— THE PROBLEM —
Render every line of the listing below as a Markdown table with the columns Row and Line, numbering the rows and skipping blank lines. Leave the pictures out.

— TASK DATA —

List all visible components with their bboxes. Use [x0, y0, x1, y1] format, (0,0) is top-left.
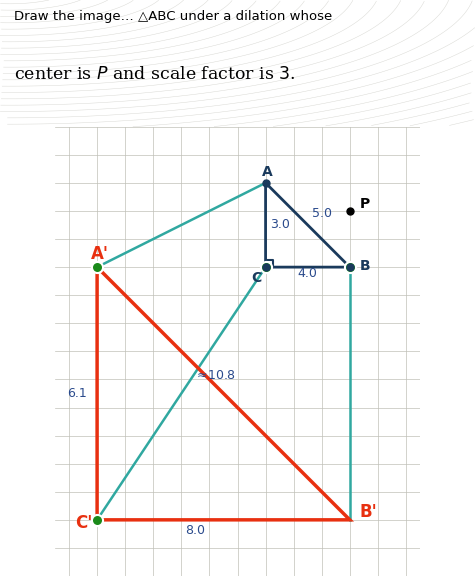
Text: Draw the image… △ABC under a dilation whose: Draw the image… △ABC under a dilation wh…: [14, 10, 332, 23]
Text: A': A': [91, 245, 109, 263]
Text: C: C: [251, 271, 261, 285]
Text: C': C': [76, 514, 93, 532]
Text: 3.0: 3.0: [270, 218, 290, 232]
Text: center is $P$ and scale factor is $3$.: center is $P$ and scale factor is $3$.: [14, 66, 296, 83]
Text: 5.0: 5.0: [312, 207, 332, 219]
Text: 8.0: 8.0: [185, 524, 205, 537]
Text: A: A: [262, 165, 272, 179]
Text: B': B': [360, 503, 378, 521]
Text: 4.0: 4.0: [298, 267, 318, 280]
Text: $\approx\!10.8$: $\approx\!10.8$: [194, 369, 236, 382]
Text: P: P: [360, 197, 370, 211]
Text: B: B: [360, 259, 370, 272]
Text: 6.1: 6.1: [67, 387, 87, 400]
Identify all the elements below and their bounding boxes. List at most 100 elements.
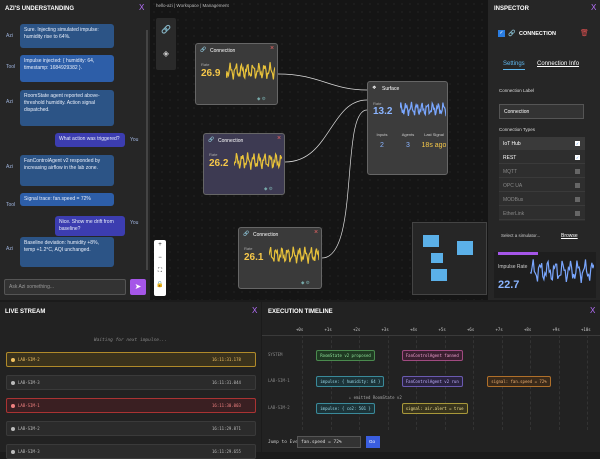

— IN RESPONSE —
| Row | Line |
|---|---|
| 1 | List all visible components with their bboxes. Use [x0, y0, x1, y1] format, (0,0) is top-left. |
| 2 | Text: Draw the image… △ABC under a dilation whose: Draw the image… △ABC under a dilation wh…: [14, 10, 332, 23] |
| 3 | Text: A': A': [91, 245, 109, 263] |
| 4 | Text: C: C: [251, 271, 261, 285] |
| 5 | Text: C': C': [76, 514, 93, 532] |
| 6 | Text: 3.0: 3.0: [270, 218, 290, 232] |
| 7 | Text: center is $P$ and scale factor is $3$.: center is $P$ and scale factor is $3$.: [14, 66, 296, 83] |
| 8 | Text: 5.0: 5.0: [312, 207, 332, 219] |
| 9 | Text: 8.0: 8.0: [185, 524, 205, 537] |
| 10 | Text: A: A: [262, 165, 272, 179] |
| 11 | Text: B': B': [360, 503, 378, 521] |
| 12 | Text: 4.0: 4.0: [298, 267, 318, 280] |
| 13 | Text: $\approx\!10.8$: $\approx\!10.8$: [194, 369, 236, 382] |
| 14 | Text: P: P: [360, 197, 370, 211] |
| 15 | Text: B: B: [360, 259, 370, 272] |
| 16 | Text: 6.1: 6.1: [67, 387, 87, 400] |
| 17 | Identify all the elements below and their bounding boxes. List at most 100 elements. |